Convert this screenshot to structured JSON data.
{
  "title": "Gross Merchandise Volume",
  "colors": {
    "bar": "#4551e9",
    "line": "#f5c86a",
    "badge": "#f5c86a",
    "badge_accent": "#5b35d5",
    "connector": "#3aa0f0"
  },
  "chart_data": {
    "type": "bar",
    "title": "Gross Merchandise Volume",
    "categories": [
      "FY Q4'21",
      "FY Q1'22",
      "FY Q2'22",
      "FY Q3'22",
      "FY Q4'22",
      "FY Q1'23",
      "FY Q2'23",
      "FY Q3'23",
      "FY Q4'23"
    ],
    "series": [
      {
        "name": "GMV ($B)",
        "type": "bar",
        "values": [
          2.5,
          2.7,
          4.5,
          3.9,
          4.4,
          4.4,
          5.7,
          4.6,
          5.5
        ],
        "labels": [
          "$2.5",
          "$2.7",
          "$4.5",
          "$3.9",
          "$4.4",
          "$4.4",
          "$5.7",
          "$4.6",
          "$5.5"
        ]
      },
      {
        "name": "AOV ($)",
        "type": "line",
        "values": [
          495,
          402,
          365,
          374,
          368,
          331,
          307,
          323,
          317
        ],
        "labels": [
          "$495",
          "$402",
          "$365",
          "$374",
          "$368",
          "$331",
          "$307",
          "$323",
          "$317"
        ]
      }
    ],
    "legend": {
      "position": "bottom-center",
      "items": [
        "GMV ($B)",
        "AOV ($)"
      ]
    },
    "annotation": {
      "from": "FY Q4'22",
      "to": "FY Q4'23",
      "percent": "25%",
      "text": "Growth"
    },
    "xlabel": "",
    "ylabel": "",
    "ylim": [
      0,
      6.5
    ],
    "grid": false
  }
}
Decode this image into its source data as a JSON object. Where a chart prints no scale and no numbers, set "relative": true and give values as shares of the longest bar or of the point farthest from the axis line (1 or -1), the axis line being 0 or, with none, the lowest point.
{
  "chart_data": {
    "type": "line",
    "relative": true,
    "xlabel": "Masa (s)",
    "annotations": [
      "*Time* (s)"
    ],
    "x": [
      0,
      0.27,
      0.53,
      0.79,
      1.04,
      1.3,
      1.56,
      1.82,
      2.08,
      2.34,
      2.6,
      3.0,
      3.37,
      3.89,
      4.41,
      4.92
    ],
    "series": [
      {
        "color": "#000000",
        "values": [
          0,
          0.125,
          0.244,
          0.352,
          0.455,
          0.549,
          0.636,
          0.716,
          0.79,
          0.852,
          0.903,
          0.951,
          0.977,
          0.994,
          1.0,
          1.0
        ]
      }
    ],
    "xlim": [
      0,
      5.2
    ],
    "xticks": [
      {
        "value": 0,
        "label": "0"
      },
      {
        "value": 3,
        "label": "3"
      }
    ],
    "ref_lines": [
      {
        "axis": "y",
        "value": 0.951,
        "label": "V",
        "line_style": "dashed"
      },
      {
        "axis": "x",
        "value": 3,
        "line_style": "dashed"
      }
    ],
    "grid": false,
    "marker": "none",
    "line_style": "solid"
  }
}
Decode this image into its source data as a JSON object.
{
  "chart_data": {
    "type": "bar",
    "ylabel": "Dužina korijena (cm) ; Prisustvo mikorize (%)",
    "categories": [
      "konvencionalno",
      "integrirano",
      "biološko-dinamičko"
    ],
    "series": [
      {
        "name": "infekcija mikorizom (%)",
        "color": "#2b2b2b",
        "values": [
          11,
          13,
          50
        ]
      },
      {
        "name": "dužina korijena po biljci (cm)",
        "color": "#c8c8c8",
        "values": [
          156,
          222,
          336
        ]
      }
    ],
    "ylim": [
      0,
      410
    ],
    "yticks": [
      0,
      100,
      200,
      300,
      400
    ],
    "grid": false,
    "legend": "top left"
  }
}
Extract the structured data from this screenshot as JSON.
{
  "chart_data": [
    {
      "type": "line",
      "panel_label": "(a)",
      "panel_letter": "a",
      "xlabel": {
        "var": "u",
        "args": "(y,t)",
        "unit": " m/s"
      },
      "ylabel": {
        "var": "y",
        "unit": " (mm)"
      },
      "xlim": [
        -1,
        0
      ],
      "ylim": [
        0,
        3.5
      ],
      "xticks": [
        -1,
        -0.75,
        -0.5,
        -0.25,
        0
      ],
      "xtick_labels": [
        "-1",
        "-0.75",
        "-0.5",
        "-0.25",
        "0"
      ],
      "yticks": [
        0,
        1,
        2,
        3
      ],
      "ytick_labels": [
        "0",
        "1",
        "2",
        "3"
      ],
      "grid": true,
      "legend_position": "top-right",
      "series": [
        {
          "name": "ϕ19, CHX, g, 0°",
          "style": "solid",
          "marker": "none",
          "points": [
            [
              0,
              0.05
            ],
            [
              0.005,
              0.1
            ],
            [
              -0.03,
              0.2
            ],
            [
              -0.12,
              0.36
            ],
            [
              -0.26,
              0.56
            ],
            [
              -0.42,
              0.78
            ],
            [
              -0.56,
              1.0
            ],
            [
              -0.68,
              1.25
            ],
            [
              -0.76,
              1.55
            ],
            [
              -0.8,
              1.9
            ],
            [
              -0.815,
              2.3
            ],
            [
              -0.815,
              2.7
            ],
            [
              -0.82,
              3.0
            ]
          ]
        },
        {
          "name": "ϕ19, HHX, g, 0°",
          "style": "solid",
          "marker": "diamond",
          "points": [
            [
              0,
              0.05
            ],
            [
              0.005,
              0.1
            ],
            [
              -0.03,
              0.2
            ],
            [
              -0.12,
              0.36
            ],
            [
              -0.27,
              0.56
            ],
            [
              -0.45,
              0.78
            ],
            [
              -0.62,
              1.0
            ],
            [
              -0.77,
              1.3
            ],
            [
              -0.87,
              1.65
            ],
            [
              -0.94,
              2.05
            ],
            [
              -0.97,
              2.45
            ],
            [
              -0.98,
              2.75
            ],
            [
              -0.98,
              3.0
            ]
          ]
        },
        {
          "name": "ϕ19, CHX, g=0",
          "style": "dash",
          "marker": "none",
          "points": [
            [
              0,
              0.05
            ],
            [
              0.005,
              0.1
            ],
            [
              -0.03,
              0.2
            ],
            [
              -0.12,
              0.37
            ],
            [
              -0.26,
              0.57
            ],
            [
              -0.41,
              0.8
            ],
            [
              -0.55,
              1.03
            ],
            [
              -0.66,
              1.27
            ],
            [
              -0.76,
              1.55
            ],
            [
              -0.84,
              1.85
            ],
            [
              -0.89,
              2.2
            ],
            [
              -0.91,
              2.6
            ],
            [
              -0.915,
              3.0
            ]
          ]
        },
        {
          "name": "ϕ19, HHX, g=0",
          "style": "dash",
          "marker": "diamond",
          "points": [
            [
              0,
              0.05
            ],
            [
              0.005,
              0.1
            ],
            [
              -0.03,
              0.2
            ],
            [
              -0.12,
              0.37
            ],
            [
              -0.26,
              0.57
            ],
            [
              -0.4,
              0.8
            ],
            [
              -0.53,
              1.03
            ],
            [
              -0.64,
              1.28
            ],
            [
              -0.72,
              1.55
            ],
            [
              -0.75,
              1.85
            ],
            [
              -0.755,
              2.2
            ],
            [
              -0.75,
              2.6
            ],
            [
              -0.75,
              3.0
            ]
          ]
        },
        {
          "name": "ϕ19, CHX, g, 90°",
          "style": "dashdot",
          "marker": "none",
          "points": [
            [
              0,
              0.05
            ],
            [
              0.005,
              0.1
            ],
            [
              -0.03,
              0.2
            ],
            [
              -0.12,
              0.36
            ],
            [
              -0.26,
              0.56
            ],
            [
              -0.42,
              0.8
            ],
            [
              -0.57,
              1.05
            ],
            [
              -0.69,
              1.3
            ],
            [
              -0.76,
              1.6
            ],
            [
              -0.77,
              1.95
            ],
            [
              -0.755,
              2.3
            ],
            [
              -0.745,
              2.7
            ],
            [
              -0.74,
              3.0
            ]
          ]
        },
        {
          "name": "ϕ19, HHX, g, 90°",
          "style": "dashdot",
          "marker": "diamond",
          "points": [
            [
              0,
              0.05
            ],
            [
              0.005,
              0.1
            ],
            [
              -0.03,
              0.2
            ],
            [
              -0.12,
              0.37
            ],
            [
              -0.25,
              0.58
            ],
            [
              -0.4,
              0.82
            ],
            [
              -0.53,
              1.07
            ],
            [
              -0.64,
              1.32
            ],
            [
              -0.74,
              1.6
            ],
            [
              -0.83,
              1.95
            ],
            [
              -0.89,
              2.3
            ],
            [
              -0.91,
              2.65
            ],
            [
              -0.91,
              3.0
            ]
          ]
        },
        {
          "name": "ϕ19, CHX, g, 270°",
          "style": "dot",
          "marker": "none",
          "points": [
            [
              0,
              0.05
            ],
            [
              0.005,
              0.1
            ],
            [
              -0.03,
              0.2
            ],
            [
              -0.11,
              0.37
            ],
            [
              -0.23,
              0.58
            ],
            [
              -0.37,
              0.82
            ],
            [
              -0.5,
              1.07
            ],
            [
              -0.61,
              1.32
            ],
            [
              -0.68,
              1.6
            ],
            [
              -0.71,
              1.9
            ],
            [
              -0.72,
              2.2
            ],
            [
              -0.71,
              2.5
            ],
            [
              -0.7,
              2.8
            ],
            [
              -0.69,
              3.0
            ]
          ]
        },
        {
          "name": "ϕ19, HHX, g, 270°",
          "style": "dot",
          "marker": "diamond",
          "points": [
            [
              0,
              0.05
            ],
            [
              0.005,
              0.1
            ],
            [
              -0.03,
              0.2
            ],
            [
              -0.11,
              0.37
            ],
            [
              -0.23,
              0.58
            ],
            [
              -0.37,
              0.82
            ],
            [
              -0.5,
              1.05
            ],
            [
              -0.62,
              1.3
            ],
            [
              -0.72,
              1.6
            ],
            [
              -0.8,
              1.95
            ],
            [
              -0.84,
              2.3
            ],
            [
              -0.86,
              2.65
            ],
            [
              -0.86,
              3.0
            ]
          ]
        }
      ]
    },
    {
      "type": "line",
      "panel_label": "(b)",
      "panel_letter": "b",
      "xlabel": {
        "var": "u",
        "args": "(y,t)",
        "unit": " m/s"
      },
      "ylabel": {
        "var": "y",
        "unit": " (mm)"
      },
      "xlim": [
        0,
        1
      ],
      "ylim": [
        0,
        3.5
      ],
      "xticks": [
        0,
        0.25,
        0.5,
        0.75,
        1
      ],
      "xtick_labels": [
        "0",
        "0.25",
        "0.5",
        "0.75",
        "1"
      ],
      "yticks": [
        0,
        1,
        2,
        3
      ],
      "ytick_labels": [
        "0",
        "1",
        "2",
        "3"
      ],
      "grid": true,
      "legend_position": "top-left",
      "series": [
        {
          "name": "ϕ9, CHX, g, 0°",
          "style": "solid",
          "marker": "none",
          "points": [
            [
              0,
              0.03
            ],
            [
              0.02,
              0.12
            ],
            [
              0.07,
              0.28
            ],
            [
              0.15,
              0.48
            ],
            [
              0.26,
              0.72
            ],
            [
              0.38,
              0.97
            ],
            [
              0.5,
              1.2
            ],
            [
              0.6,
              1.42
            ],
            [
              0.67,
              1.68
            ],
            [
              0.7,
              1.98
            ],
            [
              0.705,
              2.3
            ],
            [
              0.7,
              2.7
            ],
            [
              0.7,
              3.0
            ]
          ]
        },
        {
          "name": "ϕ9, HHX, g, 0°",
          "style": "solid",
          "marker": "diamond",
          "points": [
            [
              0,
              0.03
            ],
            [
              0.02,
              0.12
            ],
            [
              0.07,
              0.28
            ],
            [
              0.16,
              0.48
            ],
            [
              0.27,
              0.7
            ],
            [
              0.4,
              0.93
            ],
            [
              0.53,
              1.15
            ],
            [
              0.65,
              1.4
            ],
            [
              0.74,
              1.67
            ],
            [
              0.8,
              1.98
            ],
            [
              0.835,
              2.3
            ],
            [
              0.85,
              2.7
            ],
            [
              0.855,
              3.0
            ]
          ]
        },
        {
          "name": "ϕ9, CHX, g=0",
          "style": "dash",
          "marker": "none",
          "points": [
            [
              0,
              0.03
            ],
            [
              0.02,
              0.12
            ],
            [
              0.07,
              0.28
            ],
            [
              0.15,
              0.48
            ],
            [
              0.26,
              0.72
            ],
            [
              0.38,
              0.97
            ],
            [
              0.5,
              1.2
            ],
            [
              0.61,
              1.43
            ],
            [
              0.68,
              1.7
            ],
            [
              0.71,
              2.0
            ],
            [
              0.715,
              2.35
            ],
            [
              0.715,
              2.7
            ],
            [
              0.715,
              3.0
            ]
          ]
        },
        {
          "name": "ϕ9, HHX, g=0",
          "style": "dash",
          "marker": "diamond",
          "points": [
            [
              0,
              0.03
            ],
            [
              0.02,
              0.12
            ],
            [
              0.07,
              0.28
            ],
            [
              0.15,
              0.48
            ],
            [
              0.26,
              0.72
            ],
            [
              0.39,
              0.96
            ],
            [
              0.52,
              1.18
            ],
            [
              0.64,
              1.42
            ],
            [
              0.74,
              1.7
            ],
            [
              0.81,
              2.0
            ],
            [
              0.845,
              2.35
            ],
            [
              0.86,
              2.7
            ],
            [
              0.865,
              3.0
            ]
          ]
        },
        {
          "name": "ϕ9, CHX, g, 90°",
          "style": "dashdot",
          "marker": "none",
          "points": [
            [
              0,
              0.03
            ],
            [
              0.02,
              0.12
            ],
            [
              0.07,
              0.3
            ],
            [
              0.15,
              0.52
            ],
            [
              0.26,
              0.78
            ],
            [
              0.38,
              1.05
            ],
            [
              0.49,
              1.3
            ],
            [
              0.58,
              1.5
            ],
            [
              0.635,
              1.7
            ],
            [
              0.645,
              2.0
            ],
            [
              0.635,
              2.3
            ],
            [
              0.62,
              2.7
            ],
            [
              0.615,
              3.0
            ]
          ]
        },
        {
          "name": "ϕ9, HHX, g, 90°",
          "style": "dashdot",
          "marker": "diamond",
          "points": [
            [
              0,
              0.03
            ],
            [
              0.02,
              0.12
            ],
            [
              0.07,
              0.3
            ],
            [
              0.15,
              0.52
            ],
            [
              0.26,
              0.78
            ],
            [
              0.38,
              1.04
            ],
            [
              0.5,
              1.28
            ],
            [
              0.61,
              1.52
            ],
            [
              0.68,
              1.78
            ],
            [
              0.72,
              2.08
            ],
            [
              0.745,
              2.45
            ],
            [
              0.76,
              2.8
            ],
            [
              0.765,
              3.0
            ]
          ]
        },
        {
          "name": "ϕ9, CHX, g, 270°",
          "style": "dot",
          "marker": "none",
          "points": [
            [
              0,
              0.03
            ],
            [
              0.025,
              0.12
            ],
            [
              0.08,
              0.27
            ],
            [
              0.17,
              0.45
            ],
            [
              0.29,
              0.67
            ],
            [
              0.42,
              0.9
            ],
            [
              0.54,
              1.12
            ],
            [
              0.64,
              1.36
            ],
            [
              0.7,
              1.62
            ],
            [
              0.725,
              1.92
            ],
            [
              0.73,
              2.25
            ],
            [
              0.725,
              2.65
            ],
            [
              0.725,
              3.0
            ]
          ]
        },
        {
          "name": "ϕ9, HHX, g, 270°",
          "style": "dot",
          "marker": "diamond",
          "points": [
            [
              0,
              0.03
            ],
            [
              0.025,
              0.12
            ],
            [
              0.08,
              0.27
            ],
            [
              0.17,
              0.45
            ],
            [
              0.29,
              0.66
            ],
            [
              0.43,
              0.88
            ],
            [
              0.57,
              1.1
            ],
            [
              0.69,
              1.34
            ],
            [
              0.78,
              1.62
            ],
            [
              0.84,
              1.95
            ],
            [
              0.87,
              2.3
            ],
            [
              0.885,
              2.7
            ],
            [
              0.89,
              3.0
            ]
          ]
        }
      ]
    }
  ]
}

WHAT YOU SHOULD DO: Isolate the lines above that contain the word "left" and copy them.

ANSWER TO THIS TASK:
    "legend": "top left"
      "legend_position": "top-left",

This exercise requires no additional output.